## What the task requires
Find and copy lines holding "Treatment".

Records contained in a dataset
= = = =

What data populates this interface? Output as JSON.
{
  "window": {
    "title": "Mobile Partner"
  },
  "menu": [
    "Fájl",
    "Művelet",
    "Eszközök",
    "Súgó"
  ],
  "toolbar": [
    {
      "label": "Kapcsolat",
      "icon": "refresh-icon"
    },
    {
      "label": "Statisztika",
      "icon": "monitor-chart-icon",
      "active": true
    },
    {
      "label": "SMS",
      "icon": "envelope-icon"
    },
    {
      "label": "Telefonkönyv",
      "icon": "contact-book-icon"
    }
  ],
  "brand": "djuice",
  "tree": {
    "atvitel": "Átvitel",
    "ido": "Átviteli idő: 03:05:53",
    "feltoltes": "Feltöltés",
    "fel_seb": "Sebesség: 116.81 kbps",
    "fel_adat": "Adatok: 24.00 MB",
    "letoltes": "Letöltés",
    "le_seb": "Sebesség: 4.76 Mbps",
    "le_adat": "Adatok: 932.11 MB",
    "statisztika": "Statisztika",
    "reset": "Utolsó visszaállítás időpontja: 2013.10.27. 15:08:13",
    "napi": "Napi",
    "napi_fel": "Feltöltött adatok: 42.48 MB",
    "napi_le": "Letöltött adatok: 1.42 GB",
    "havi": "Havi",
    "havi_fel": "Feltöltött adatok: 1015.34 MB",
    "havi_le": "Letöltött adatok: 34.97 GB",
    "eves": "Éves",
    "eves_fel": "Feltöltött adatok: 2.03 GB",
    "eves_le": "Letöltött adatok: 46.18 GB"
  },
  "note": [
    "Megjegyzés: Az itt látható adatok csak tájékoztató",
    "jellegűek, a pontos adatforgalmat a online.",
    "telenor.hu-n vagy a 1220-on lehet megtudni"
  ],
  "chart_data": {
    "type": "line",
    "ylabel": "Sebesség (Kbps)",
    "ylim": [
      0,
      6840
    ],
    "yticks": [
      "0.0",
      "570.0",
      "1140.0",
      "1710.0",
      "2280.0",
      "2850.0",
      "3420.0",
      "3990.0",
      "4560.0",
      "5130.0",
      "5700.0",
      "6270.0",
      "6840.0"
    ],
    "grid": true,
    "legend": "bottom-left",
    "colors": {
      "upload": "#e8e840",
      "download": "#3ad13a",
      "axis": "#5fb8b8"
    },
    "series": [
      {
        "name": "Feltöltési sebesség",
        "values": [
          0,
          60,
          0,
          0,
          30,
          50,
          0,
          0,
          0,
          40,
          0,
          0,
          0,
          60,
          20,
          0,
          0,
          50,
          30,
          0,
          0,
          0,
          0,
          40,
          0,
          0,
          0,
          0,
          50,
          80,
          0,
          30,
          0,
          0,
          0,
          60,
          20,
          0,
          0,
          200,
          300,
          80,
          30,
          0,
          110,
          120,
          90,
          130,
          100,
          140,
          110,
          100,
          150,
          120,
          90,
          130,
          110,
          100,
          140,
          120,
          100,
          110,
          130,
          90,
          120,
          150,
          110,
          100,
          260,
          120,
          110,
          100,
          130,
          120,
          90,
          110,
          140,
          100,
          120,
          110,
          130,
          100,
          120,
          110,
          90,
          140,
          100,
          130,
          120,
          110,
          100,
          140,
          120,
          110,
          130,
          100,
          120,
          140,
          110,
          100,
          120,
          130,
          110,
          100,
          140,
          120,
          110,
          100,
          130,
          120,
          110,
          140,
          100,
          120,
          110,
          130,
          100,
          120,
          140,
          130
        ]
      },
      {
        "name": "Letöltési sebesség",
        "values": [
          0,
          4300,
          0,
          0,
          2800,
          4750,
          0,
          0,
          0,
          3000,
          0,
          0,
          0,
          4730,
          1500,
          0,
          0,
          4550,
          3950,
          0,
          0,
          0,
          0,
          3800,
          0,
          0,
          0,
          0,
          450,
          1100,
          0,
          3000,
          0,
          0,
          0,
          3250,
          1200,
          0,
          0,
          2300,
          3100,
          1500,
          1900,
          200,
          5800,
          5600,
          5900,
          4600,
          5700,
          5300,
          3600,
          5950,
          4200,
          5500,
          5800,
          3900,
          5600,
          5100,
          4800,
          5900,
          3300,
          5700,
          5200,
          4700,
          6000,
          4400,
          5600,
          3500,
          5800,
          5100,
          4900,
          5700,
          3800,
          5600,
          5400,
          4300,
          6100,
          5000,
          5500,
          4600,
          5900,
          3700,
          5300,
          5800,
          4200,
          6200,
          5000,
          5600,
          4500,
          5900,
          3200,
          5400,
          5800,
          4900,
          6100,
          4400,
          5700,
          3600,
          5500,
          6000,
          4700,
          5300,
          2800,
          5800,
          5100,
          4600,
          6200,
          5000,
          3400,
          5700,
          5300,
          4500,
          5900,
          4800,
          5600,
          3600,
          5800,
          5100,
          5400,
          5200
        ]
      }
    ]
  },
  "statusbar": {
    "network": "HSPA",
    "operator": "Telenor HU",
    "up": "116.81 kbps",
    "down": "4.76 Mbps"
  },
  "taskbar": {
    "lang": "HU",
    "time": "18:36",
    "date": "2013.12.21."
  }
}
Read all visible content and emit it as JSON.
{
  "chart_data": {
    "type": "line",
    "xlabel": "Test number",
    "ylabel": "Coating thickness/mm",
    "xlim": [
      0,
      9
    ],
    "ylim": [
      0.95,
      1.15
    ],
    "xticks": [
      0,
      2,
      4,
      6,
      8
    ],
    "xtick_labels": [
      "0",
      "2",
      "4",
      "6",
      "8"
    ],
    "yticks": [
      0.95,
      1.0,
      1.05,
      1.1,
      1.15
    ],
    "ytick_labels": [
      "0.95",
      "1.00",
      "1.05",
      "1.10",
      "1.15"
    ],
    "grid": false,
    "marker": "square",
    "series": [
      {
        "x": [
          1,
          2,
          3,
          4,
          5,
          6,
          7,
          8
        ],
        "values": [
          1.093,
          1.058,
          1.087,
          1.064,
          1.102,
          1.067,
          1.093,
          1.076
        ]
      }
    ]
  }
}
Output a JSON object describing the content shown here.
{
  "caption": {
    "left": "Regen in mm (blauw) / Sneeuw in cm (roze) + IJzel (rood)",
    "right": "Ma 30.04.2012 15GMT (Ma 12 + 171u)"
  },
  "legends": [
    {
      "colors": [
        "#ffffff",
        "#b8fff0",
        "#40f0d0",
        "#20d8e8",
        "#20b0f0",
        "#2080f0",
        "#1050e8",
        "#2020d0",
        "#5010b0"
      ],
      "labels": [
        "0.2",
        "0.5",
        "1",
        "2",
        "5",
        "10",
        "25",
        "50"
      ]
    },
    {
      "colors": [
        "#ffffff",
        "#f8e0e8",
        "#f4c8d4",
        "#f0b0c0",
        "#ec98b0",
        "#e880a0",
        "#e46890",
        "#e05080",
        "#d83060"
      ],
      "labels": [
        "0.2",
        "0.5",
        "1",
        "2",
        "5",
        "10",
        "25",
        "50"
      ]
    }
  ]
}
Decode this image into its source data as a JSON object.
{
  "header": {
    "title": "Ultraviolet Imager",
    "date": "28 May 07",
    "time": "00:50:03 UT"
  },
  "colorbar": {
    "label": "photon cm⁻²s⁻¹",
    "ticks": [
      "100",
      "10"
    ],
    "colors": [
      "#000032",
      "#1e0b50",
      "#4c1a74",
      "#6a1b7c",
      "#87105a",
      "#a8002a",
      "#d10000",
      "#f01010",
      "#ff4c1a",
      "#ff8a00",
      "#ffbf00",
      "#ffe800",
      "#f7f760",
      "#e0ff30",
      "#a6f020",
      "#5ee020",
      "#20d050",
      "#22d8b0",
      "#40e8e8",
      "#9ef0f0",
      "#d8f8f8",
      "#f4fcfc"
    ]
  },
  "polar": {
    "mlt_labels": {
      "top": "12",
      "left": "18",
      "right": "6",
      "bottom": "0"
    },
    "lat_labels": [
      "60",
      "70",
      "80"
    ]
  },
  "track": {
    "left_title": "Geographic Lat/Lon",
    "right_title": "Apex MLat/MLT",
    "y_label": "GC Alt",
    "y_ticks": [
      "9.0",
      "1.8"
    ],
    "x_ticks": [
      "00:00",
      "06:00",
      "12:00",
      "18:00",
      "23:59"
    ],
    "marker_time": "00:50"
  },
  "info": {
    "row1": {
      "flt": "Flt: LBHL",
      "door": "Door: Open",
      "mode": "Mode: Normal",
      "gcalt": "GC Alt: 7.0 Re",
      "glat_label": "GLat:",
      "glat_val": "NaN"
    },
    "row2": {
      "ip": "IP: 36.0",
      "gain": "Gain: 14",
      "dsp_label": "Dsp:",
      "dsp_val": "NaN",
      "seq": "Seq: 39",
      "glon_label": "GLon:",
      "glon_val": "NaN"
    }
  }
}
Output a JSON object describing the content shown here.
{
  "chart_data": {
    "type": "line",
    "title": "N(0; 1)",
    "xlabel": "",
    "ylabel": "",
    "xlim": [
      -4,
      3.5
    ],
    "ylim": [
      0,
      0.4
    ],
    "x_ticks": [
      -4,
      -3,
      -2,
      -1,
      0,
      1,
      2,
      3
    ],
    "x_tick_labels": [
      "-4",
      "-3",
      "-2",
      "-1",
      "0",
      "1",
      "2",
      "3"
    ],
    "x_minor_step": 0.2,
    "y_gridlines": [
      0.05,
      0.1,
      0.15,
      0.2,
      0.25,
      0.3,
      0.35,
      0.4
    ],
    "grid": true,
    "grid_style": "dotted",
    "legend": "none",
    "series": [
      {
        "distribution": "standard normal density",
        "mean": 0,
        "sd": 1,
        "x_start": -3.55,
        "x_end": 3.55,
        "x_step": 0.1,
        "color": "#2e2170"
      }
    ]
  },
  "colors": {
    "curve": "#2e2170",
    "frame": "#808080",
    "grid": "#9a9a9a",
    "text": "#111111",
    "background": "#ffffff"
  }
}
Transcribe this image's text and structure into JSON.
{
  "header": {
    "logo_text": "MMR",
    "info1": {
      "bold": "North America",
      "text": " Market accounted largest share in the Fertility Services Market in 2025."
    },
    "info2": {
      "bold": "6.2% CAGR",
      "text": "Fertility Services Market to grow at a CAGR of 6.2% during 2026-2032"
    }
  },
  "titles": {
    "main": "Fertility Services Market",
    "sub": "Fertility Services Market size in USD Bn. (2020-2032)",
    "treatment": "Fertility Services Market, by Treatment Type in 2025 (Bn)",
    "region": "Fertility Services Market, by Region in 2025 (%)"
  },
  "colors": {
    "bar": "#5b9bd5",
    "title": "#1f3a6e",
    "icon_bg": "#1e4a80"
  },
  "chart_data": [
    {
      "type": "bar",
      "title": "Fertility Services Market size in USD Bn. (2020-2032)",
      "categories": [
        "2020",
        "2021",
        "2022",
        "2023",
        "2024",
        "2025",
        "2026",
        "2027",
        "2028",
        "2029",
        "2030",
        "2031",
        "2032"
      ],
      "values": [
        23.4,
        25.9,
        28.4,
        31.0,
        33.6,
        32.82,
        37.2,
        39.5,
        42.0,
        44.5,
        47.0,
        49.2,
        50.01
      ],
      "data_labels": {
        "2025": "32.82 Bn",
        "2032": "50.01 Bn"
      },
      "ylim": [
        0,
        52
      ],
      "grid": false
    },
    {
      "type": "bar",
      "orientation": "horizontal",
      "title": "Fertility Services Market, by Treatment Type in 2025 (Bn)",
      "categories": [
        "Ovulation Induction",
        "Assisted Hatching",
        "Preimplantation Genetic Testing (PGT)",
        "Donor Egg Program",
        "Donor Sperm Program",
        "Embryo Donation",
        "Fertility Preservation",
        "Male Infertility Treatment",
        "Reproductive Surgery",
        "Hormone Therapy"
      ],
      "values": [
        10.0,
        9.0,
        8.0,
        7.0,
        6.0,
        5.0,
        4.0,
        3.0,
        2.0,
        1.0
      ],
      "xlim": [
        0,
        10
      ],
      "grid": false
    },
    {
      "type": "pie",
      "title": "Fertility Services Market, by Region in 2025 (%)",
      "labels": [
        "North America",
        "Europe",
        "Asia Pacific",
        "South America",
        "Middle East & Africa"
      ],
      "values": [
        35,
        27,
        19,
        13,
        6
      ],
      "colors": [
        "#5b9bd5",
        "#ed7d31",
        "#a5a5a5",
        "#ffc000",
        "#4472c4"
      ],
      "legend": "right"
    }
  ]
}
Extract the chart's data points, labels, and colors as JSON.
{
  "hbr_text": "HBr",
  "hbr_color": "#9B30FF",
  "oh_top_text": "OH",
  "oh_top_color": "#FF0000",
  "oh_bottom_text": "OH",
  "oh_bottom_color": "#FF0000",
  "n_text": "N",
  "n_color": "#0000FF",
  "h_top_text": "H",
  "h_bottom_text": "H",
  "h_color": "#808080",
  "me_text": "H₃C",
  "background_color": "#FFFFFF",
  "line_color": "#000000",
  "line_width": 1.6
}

= = = =

## Written answer
    "treatment": "Fertility Services Market, by Treatment Type in 2025 (Bn)",
      "title": "Fertility Services Market, by Treatment Type in 2025 (Bn)",
        "Male Infertility Treatment",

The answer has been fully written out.